*DIRECTION*. Extract every line that includes the string "document".

Records excerpted from a collection
....
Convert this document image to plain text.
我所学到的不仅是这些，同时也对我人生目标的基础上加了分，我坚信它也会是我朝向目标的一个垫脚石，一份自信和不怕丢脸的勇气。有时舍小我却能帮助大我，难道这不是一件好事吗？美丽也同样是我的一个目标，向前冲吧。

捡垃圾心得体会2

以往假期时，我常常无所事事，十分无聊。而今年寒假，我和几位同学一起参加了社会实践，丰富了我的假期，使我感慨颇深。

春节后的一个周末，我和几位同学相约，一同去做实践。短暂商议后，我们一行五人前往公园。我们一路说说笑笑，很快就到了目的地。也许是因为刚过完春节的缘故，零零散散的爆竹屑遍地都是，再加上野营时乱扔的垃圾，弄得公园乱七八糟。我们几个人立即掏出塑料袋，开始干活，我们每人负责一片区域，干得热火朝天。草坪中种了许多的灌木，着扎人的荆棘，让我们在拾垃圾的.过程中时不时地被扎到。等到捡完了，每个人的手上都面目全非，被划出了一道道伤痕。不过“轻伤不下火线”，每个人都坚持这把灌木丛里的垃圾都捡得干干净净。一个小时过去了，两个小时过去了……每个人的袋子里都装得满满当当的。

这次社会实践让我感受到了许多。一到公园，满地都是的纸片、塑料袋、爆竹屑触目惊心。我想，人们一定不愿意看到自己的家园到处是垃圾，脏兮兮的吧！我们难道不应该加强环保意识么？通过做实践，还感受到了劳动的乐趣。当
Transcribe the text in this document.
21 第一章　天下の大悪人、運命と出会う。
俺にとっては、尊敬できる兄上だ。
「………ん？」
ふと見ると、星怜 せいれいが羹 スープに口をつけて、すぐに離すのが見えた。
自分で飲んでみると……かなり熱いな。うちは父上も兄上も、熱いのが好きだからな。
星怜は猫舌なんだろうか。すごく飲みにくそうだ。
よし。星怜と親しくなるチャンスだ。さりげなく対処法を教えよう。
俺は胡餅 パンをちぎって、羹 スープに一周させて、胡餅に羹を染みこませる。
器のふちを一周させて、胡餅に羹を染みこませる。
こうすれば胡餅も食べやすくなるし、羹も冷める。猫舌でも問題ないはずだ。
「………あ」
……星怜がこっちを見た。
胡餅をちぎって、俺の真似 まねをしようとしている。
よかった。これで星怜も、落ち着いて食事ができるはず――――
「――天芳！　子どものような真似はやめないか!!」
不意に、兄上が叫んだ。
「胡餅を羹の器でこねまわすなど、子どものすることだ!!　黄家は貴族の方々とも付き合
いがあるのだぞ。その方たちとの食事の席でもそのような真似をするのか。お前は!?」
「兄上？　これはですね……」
....
*EXPECTED ANSWER*.
Convert this document image to plain text.
Transcribe the text in this document.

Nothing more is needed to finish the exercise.